Quais perspectivas para a esquerda alemã?

A trajetória recente do Die Linke demonstra que os partidos anticapitalistas devem estar atentos aos perigos da burocratização dentro das esferas parlamentares.

Loren Balhorn e Selim Nadi 4 ago 2017, 16:41

As próximas eleições na Alemanha estão marcadas para o outono. É também o momento em que pela primeira vez desde 1945 a extrema direita, representada pelo partido AFD – Alternative für Deutschland (Alternativa para a Alemanha), se estabelece como uma força política significativa. Nesse cenário, vale se interrogar sobre a esquerda alemã e, particularmente, sobre a trajetória, os fracassos e os desafios de Die Linke (A esquerda) para os próximos anos. Como veremos na entrevista a seguir, esse partido que é a principal voz da esquerda alemã contemporânea, se deparou com situações “clássicas” para aqueles que se preocupam com a construção de um partido anti-sistema. O problema da degeneração nas instâncias parlamentares, e a burocratização das instâncias partidárias são tratados nessa entrevista realizada por Selim Nadi com Loren Balhorn, militante norte-americano anticapitalista que vive em Berlim há alguns anos.

Selim Nadi – Em artigo publicado na revista Revolutionary Socialism in the 21st century, você escreveu que o partido alemão Alternative für Deutschland (AFD, extrema-direita) substituiu o Die Linke (A esquerda) no imaginário das classes médias e operária enquanto o principal partido de protesto na Alemanha . Como você explica isso?

Loren Balhorn – O que eu entendo com isso é que nas últimas eleições regionais grandes grupos (que não eram majoritários, da ordem de 10 a 25%) de sindicalistas e operários, votaram na AFD e citaram como razões principais para os seus votos, em primeiro lugar, a insatisfação política geral e, em seguida, a imigração.

Ainda que os resultados da Die Linke variem de estado para estado e que certas regiões sejam mais promissoras do que outras, o partido parece perder terreno em certas camadas da classe operária e, em relação aos eleitores insatisfeitos, particularmente nas regiões menos urbanas e economicamente marginalizadas. Este processo não é uma fatalidade e resta ver em que medida a AFD pode reproduzir o sucesso de seus homólogos europeus (a Alemanha não é, ao menos ainda, a France ou a Hungria), mas eu penso que nós podemos dizer que a era de ouro de 2004 a 2010, durante a qual o Die Linke representava a principal oposição no parlamento alemão e conseguia cativar as franjas da população politicamente marginalizadas, acabou.

§ **Tarefas**:
- 1) Na entrevista sobre a esquerda alemã, em que cidade vive Loren Balhorn?
- 2) Quais são todos os anos mencionados na entrevista sobre a esquerda alemã, incluindo a data de publicação?
Os dados não têm relação alguma com a entrevista sobre a esquerda alemã.

§ **Material extraído**:
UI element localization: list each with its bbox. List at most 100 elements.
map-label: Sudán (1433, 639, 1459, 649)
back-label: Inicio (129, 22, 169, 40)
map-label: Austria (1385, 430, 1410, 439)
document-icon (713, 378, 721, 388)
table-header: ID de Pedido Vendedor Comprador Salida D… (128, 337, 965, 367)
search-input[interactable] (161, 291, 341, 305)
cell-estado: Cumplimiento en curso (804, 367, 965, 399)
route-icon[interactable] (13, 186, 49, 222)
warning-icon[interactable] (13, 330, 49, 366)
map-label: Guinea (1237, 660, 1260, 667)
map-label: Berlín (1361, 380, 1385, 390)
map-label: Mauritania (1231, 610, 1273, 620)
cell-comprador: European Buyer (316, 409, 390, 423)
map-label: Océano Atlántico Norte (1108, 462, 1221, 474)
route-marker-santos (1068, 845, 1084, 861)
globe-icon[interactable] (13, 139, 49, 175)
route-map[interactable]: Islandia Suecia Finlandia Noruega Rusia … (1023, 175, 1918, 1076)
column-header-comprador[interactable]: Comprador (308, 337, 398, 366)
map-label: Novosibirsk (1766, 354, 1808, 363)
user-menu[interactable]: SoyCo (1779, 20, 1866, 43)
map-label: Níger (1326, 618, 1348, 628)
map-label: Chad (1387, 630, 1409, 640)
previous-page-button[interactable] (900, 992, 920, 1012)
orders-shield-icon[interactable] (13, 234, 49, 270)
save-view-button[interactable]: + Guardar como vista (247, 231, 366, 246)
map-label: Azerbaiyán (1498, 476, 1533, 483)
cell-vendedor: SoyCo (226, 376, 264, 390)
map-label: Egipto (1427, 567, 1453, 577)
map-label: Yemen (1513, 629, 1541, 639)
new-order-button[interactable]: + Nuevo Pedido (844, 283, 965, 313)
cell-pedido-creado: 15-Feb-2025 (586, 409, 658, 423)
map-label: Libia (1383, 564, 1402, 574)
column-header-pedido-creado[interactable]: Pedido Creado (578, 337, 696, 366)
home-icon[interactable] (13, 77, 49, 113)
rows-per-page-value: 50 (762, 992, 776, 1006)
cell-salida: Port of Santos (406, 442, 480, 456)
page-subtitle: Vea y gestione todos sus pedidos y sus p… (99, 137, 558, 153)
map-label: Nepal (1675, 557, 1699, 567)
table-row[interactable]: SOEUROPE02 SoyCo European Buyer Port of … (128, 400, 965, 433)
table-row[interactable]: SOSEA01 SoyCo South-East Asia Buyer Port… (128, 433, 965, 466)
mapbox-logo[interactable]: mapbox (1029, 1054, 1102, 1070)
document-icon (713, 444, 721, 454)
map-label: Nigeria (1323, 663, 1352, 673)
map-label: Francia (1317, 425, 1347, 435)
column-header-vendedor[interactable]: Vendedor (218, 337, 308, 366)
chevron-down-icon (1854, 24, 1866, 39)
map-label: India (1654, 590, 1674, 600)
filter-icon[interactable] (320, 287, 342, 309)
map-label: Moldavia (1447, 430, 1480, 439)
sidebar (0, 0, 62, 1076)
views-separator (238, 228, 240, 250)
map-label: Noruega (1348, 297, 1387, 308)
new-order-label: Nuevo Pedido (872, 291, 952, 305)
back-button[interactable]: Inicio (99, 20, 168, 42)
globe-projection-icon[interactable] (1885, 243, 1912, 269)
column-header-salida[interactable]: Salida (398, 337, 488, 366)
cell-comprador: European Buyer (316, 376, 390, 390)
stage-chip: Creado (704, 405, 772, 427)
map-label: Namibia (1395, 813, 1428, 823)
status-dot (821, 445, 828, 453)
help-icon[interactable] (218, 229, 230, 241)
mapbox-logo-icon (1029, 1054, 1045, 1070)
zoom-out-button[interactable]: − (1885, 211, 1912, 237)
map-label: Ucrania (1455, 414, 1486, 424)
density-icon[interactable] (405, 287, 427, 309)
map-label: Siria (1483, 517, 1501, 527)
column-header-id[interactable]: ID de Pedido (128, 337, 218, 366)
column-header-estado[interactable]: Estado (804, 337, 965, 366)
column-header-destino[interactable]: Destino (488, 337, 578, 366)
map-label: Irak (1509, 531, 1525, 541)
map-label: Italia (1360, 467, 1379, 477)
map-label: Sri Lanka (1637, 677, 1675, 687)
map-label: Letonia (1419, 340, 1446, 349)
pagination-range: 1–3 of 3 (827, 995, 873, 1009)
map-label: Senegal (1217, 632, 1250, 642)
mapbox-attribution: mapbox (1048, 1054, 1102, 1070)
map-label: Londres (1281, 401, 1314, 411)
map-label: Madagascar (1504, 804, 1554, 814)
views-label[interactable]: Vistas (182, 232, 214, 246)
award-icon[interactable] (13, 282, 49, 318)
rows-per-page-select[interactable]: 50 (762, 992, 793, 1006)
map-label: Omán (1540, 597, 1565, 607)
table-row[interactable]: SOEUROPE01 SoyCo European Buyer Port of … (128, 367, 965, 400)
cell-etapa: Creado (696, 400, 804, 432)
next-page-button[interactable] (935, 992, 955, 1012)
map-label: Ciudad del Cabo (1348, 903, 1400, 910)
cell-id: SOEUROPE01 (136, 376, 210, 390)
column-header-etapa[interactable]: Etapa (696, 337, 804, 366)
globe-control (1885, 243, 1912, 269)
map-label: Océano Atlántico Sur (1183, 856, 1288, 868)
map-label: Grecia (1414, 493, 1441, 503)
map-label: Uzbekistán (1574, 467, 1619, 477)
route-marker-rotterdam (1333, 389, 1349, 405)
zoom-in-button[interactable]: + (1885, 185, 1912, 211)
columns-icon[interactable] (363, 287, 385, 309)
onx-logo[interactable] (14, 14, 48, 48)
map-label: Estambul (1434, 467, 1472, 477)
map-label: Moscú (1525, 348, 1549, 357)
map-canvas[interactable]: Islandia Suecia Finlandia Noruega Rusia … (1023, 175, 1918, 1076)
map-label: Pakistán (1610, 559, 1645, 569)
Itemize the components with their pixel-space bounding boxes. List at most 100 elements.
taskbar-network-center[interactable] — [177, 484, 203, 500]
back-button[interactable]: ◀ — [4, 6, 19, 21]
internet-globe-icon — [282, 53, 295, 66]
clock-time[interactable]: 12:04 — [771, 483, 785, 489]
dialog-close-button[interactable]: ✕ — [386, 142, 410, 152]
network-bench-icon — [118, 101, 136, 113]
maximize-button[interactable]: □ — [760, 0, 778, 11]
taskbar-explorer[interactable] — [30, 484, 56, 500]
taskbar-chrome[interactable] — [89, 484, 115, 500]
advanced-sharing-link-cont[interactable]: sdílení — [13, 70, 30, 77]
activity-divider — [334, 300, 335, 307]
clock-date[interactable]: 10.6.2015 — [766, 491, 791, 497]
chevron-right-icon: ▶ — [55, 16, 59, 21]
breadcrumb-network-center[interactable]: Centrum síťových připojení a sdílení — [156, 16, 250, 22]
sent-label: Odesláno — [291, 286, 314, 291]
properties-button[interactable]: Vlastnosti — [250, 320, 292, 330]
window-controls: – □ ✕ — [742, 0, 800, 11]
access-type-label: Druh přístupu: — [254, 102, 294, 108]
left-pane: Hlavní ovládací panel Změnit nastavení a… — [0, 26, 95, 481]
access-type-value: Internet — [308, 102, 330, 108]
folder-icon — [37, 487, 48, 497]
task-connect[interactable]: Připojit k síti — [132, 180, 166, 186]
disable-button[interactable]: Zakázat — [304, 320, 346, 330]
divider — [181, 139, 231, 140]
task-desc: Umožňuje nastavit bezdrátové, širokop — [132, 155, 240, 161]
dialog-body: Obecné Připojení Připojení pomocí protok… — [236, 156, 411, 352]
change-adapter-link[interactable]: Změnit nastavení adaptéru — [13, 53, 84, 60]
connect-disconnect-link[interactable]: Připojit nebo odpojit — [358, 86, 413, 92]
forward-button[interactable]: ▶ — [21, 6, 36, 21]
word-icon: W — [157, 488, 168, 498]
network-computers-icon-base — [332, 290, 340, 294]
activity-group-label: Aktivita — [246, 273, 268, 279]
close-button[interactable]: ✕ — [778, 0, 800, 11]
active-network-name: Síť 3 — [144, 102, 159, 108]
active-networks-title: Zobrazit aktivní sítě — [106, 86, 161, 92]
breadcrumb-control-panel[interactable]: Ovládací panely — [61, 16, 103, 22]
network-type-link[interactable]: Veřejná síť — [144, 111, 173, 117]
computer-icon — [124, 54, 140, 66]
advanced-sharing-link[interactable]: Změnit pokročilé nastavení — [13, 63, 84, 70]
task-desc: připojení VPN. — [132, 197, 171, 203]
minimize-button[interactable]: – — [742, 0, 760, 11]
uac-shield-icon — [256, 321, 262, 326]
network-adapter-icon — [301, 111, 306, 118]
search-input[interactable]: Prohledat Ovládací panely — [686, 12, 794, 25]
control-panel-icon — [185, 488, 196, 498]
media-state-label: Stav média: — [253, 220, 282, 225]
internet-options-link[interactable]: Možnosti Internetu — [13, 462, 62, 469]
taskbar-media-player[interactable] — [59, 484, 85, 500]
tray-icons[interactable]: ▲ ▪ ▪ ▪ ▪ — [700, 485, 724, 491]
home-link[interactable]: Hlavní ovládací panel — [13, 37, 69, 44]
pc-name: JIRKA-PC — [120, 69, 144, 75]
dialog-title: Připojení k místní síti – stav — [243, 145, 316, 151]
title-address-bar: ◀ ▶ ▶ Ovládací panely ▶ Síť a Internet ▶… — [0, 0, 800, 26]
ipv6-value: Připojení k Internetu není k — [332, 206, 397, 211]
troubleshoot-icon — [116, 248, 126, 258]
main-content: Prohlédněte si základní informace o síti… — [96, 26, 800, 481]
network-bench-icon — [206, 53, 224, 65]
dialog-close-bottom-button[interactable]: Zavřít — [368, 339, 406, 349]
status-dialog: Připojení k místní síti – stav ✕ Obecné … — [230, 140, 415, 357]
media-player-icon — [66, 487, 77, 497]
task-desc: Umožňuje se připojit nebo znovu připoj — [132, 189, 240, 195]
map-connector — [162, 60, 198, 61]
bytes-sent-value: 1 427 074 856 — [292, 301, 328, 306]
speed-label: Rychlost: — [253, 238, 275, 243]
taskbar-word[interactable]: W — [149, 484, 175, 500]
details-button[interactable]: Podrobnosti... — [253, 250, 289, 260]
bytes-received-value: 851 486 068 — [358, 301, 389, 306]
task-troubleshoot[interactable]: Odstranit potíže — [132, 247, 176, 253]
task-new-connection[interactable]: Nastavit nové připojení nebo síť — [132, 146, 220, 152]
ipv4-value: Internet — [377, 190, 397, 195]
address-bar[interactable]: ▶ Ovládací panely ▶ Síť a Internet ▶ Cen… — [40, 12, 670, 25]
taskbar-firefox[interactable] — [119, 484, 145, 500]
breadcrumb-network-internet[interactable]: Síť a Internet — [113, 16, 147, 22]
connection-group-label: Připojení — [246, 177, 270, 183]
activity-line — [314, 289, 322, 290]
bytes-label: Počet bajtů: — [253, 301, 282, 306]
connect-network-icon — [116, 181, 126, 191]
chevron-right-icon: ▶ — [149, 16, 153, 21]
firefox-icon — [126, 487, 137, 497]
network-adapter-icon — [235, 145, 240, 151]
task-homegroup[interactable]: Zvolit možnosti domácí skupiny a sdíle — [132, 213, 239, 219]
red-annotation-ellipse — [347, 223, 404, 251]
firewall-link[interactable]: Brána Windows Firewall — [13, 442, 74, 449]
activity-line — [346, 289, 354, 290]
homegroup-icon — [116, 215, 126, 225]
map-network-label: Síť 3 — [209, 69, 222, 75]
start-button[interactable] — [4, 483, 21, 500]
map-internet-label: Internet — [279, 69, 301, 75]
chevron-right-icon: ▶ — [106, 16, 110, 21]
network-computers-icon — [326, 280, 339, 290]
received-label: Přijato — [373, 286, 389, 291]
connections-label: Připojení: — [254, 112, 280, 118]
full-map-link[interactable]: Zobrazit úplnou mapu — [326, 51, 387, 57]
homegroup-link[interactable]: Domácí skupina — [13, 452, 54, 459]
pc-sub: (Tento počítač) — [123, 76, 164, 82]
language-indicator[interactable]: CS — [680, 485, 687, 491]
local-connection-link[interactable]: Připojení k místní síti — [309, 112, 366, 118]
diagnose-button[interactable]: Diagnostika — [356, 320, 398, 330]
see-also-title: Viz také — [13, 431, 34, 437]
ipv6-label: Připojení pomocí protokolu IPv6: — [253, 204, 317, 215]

§ **Respostas por tarefa**:
- 1) Em Berlim, onde vive há alguns anos.

- 2) 2017, 1945, 2004 e 2010.